_Exercise brief_: From the entries provided below, copy each line that contains the word "Relative".

Data listing
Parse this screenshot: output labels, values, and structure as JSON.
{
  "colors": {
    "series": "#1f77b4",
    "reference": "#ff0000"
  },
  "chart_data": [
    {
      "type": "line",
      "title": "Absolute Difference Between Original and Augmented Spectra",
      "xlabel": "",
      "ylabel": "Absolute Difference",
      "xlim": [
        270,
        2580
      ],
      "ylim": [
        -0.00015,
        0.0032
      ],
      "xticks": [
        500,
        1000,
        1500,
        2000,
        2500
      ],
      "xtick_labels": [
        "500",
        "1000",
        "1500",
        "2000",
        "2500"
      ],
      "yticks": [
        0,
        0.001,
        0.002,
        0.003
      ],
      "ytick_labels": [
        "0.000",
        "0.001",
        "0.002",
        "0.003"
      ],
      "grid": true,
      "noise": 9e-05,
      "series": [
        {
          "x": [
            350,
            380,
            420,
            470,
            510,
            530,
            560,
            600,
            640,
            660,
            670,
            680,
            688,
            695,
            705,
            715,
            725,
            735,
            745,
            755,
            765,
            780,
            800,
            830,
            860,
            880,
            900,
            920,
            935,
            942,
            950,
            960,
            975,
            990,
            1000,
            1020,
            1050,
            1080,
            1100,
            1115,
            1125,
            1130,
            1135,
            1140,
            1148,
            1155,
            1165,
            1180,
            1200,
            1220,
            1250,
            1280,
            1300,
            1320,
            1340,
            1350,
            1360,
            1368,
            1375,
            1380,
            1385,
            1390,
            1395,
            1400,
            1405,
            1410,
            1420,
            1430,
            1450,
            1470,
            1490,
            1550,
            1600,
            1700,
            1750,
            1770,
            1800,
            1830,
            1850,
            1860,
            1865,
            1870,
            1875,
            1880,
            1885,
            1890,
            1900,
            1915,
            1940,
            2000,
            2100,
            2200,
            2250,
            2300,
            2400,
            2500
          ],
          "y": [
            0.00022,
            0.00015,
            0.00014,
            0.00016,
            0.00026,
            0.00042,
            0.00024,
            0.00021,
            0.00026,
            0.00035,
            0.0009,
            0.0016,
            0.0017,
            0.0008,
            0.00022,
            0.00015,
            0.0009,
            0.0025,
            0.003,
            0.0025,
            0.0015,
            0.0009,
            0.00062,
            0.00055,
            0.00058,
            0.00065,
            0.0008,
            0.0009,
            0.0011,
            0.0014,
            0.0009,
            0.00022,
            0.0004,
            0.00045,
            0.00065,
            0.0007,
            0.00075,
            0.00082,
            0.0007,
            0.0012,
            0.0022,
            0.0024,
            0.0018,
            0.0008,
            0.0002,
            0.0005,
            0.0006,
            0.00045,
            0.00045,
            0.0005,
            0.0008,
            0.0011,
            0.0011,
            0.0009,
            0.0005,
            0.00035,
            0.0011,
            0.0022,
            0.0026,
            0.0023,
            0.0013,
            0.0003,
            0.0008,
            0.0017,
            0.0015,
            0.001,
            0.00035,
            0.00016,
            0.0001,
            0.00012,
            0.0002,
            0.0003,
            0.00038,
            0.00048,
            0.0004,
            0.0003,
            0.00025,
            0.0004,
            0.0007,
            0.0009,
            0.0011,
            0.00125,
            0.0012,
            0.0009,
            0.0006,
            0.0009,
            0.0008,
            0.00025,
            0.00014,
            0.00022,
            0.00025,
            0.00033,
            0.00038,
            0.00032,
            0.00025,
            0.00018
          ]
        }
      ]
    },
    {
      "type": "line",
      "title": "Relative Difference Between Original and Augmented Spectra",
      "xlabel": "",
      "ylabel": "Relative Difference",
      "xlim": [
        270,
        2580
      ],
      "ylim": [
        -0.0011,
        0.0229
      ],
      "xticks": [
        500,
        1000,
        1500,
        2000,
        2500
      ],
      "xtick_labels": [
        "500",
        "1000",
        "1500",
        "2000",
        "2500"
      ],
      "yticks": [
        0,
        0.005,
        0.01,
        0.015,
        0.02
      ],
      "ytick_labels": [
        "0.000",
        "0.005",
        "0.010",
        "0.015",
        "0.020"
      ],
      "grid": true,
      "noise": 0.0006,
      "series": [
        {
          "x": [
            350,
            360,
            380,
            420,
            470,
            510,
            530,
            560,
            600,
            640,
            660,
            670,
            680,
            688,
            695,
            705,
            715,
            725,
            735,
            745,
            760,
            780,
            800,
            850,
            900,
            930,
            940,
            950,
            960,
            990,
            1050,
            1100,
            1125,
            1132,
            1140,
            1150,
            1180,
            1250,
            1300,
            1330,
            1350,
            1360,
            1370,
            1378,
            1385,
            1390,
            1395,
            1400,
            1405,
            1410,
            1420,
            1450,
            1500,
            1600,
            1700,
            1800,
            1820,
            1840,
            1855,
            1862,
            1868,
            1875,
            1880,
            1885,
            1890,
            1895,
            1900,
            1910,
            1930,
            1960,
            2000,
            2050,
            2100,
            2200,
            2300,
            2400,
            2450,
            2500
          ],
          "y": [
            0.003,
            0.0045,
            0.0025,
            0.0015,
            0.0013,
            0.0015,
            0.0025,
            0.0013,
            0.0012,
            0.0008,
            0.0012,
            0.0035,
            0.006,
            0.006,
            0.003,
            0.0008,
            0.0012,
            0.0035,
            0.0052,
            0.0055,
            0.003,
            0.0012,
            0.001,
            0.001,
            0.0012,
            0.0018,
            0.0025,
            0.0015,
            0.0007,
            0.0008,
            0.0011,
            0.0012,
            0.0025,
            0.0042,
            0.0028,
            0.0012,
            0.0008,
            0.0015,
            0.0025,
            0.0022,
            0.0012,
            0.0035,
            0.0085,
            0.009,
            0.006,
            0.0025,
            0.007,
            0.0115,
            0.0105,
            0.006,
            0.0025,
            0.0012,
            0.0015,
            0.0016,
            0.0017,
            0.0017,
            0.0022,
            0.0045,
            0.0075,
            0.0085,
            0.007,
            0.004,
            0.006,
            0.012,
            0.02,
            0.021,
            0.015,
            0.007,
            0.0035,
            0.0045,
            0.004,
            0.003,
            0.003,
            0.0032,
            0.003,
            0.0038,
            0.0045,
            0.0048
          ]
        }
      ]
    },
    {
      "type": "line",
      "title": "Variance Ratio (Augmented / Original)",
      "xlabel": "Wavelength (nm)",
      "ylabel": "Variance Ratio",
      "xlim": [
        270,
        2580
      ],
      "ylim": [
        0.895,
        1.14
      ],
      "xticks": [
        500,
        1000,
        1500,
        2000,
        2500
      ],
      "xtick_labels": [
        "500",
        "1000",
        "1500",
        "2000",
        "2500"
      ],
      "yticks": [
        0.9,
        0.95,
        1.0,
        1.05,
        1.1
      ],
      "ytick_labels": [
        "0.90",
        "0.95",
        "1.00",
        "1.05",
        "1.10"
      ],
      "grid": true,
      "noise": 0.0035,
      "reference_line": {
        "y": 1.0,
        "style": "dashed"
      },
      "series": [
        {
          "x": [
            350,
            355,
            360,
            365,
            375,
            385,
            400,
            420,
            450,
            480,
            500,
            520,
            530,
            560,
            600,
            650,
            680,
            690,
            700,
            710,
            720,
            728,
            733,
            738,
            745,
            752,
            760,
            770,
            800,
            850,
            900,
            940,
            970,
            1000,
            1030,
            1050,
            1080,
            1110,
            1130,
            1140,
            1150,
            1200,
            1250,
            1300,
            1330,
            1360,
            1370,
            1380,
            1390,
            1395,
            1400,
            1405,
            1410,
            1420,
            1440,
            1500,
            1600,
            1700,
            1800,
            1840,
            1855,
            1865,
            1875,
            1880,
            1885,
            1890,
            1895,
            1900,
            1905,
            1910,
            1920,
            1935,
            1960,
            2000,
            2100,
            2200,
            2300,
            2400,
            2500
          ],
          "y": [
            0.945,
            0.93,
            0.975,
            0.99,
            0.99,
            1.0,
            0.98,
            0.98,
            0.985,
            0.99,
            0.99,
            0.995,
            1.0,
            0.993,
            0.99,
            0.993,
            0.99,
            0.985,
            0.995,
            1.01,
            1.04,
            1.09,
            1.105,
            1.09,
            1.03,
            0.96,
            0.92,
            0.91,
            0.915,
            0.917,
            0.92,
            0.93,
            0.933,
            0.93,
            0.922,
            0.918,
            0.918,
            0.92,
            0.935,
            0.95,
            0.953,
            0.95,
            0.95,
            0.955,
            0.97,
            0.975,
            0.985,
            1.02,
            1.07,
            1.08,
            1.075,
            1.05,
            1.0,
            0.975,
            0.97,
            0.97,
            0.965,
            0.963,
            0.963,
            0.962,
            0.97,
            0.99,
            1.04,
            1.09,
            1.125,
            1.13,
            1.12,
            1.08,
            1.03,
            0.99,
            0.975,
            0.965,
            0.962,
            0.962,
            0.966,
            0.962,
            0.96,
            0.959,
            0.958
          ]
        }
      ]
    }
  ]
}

_Reply to the exercise_:
      "title": "Relative Difference Between Original and Augmented Spectra",
      "ylabel": "Relative Difference",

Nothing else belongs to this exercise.